- _JOB_
Reproduce all entries word for word.

- _LISTED ENTRIES_

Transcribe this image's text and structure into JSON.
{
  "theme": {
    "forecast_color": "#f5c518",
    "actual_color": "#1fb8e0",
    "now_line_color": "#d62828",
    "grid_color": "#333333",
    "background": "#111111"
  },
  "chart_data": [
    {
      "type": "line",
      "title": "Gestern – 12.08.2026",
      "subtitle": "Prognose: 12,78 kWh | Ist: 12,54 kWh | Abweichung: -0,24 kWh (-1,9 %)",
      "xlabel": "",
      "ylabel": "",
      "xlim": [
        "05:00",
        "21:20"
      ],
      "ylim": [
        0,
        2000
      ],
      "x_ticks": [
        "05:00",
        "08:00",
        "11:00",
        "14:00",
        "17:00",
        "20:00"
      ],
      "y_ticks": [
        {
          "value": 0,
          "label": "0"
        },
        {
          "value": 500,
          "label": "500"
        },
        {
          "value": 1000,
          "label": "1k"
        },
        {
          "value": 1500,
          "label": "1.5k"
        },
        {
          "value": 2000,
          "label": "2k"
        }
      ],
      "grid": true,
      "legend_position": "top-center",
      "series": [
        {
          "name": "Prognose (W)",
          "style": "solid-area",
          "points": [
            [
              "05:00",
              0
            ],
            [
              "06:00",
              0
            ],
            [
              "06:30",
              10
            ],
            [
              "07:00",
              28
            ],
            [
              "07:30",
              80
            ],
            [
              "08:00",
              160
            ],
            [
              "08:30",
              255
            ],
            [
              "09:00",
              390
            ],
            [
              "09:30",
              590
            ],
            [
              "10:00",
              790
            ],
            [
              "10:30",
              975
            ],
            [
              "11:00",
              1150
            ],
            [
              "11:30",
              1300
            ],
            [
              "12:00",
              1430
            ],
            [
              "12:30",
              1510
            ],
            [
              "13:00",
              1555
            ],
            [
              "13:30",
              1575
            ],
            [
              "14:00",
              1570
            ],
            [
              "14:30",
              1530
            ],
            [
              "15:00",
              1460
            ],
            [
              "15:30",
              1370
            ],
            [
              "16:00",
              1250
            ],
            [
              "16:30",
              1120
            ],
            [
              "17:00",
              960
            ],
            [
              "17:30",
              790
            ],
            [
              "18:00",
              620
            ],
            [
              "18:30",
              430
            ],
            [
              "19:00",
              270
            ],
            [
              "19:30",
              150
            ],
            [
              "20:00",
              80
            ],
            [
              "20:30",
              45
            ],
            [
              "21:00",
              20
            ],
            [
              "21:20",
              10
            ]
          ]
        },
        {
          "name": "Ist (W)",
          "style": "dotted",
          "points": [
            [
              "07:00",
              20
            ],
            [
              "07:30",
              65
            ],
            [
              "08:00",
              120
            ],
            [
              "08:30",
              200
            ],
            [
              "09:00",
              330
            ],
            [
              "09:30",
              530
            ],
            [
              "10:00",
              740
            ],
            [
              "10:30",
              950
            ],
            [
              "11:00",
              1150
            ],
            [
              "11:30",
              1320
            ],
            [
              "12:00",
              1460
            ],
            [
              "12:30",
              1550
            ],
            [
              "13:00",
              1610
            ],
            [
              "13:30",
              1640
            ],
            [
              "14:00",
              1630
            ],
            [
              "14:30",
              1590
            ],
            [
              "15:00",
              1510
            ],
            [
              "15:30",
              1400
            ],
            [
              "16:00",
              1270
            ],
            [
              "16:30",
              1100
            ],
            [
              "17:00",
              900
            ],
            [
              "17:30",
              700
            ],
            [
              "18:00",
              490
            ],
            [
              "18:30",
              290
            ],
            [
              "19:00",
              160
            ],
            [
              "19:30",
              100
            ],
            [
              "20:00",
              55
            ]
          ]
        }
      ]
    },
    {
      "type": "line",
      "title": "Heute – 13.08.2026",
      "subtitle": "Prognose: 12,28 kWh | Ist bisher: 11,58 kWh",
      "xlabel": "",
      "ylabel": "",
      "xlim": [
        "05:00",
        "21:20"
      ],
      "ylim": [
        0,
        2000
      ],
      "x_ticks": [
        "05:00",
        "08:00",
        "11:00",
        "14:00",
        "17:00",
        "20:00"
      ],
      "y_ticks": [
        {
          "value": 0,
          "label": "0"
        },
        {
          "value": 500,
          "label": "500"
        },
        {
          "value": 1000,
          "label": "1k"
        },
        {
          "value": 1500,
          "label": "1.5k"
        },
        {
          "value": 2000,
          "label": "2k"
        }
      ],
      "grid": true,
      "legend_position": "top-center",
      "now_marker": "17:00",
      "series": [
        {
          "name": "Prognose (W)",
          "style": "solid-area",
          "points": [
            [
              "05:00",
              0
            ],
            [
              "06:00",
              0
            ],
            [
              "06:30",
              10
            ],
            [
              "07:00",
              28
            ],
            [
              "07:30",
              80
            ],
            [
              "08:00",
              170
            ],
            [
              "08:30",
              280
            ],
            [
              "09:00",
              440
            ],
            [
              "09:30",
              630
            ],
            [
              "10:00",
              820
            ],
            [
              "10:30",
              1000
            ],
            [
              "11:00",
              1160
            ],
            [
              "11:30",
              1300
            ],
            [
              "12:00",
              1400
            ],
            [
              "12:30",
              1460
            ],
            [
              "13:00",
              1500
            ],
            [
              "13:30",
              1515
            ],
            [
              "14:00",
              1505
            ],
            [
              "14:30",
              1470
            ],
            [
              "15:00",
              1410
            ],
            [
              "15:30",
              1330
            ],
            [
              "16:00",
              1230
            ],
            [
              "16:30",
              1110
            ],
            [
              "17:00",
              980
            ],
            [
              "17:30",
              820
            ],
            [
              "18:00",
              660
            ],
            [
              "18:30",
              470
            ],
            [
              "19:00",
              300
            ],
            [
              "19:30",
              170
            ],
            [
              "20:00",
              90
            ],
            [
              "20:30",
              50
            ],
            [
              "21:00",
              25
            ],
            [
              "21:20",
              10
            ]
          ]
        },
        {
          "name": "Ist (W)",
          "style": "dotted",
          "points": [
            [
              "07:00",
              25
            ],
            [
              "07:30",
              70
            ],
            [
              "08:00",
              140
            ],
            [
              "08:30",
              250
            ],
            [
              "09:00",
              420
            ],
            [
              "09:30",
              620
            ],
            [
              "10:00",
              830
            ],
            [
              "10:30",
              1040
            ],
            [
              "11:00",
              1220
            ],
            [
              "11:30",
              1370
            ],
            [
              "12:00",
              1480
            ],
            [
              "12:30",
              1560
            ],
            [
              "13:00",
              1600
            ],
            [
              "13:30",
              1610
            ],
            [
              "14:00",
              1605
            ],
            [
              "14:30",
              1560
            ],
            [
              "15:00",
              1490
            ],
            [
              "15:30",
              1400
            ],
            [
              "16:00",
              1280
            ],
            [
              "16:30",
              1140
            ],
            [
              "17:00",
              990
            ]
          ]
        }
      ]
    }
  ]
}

- _RESPONSE TO THE TASK_
Transcribe this image's text and structure into JSON.
{
  "theme": {
    "forecast_color": "#f5c518",
    "actual_color": "#1fb8e0",
    "now_line_color": "#d62828",
    "grid_color": "#333333",
    "background": "#111111"
  },
  "chart_data": [
    {
      "type": "line",
      "title": "Gestern – 12.08.2026",
      "subtitle": "Prognose: 12,78 kWh | Ist: 12,54 kWh | Abweichung: -0,24 kWh (-1,9 %)",
      "xlabel": "",
      "ylabel": "",
      "xlim": [
        "05:00",
        "21:20"
      ],
      "ylim": [
        0,
        2000
      ],
      "x_ticks": [
        "05:00",
        "08:00",
        "11:00",
        "14:00",
        "17:00",
        "20:00"
      ],
      "y_ticks": [
        {
          "value": 0,
          "label": "0"
        },
        {
          "value": 500,
          "label": "500"
        },
        {
          "value": 1000,
          "label": "1k"
        },
        {
          "value": 1500,
          "label": "1.5k"
        },
        {
          "value": 2000,
          "label": "2k"
        }
      ],
      "grid": true,
      "legend_position": "top-center",
      "series": [
        {
          "name": "Prognose (W)",
          "style": "solid-area",
          "points": [
            [
              "05:00",
              0
            ],
            [
              "06:00",
              0
            ],
            [
              "06:30",
              10
            ],
            [
              "07:00",
              28
            ],
            [
              "07:30",
              80
            ],
            [
              "08:00",
              160
            ],
            [
              "08:30",
              255
            ],
            [
              "09:00",
              390
            ],
            [
              "09:30",
              590
            ],
            [
              "10:00",
              790
            ],
            [
              "10:30",
              975
            ],
            [
              "11:00",
              1150
            ],
            [
              "11:30",
              1300
            ],
            [
              "12:00",
              1430
            ],
            [
              "12:30",
              1510
            ],
            [
              "13:00",
              1555
            ],
            [
              "13:30",
              1575
            ],
            [
              "14:00",
              1570
            ],
            [
              "14:30",
              1530
            ],
            [
              "15:00",
              1460
            ],
            [
              "15:30",
              1370
            ],
            [
              "16:00",
              1250
            ],
            [
              "16:30",
              1120
            ],
            [
              "17:00",
              960
            ],
            [
              "17:30",
              790
            ],
            [
              "18:00",
              620
            ],
            [
              "18:30",
              430
            ],
            [
              "19:00",
              270
            ],
            [
              "19:30",
              150
            ],
            [
              "20:00",
              80
            ],
            [
              "20:30",
              45
            ],
            [
              "21:00",
              20
            ],
            [
              "21:20",
              10
            ]
          ]
        },
        {
          "name": "Ist (W)",
          "style": "dotted",
          "points": [
            [
              "07:00",
              20
            ],
            [
              "07:30",
              65
            ],
            [
              "08:00",
              120
            ],
            [
              "08:30",
              200
            ],
            [
              "09:00",
              330
            ],
            [
              "09:30",
              530
            ],
            [
              "10:00",
              740
            ],
            [
              "10:30",
              950
            ],
            [
              "11:00",
              1150
            ],
            [
              "11:30",
              1320
            ],
            [
              "12:00",
              1460
            ],
            [
              "12:30",
              1550
            ],
            [
              "13:00",
              1610
            ],
            [
              "13:30",
              1640
            ],
            [
              "14:00",
              1630
            ],
            [
              "14:30",
              1590
            ],
            [
              "15:00",
              1510
            ],
            [
              "15:30",
              1400
            ],
            [
              "16:00",
              1270
            ],
            [
              "16:30",
              1100
            ],
            [
              "17:00",
              900
            ],
            [
              "17:30",
              700
            ],
            [
              "18:00",
              490
            ],
            [
              "18:30",
              290
            ],
            [
              "19:00",
              160
            ],
            [
              "19:30",
              100
            ],
            [
              "20:00",
              55
            ]
          ]
        }
      ]
    },
    {
      "type": "line",
      "title": "Heute – 13.08.2026",
      "subtitle": "Prognose: 12,28 kWh | Ist bisher: 11,58 kWh",
      "xlabel": "",
      "ylabel": "",
      "xlim": [
        "05:00",
        "21:20"
      ],
      "ylim": [
        0,
        2000
      ],
      "x_ticks": [
        "05:00",
        "08:00",
        "11:00",
        "14:00",
        "17:00",
        "20:00"
      ],
      "y_ticks": [
        {
          "value": 0,
          "label": "0"
        },
        {
          "value": 500,
          "label": "500"
        },
        {
          "value": 1000,
          "label": "1k"
        },
        {
          "value": 1500,
          "label": "1.5k"
        },
        {
          "value": 2000,
          "label": "2k"
        }
      ],
      "grid": true,
      "legend_position": "top-center",
      "now_marker": "17:00",
      "series": [
        {
          "name": "Prognose (W)",
          "style": "solid-area",
          "points": [
            [
              "05:00",
              0
            ],
            [
              "06:00",
              0
            ],
            [
              "06:30",
              10
            ],
            [
              "07:00",
              28
            ],
            [
              "07:30",
              80
            ],
            [
              "08:00",
              170
            ],
            [
              "08:30",
              280
            ],
            [
              "09:00",
              440
            ],
            [
              "09:30",
              630
            ],
            [
              "10:00",
              820
            ],
            [
              "10:30",
              1000
            ],
            [
              "11:00",
              1160
            ],
            [
              "11:30",
              1300
            ],
            [
              "12:00",
              1400
            ],
            [
              "12:30",
              1460
            ],
            [
              "13:00",
              1500
            ],
            [
              "13:30",
              1515
            ],
            [
              "14:00",
              1505
            ],
            [
              "14:30",
              1470
            ],
            [
              "15:00",
              1410
            ],
            [
              "15:30",
              1330
            ],
            [
              "16:00",
              1230
            ],
            [
              "16:30",
              1110
            ],
            [
              "17:00",
              980
            ],
            [
              "17:30",
              820
            ],
            [
              "18:00",
              660
            ],
            [
              "18:30",
              470
            ],
            [
              "19:00",
              300
            ],
            [
              "19:30",
              170
            ],
            [
              "20:00",
              90
            ],
            [
              "20:30",
              50
            ],
            [
              "21:00",
              25
            ],
            [
              "21:20",
              10
            ]
          ]
        },
        {
          "name": "Ist (W)",
          "style": "dotted",
          "points": [
            [
              "07:00",
              25
            ],
            [
              "07:30",
              70
            ],
            [
              "08:00",
              140
            ],
            [
              "08:30",
              250
            ],
            [
              "09:00",
              420
            ],
            [
              "09:30",
              620
            ],
            [
              "10:00",
              830
            ],
            [
              "10:30",
              1040
            ],
            [
              "11:00",
              1220
            ],
            [
              "11:30",
              1370
            ],
            [
              "12:00",
              1480
            ],
            [
              "12:30",
              1560
            ],
            [
              "13:00",
              1600
            ],
            [
              "13:30",
              1610
            ],
            [
              "14:00",
              1605
            ],
            [
              "14:30",
              1560
            ],
            [
              "15:00",
              1490
            ],
            [
              "15:30",
              1400
            ],
            [
              "16:00",
              1280
            ],
            [
              "16:30",
              1140
            ],
            [
              "17:00",
              990
            ]
          ]
        }
      ]
    }
  ]
}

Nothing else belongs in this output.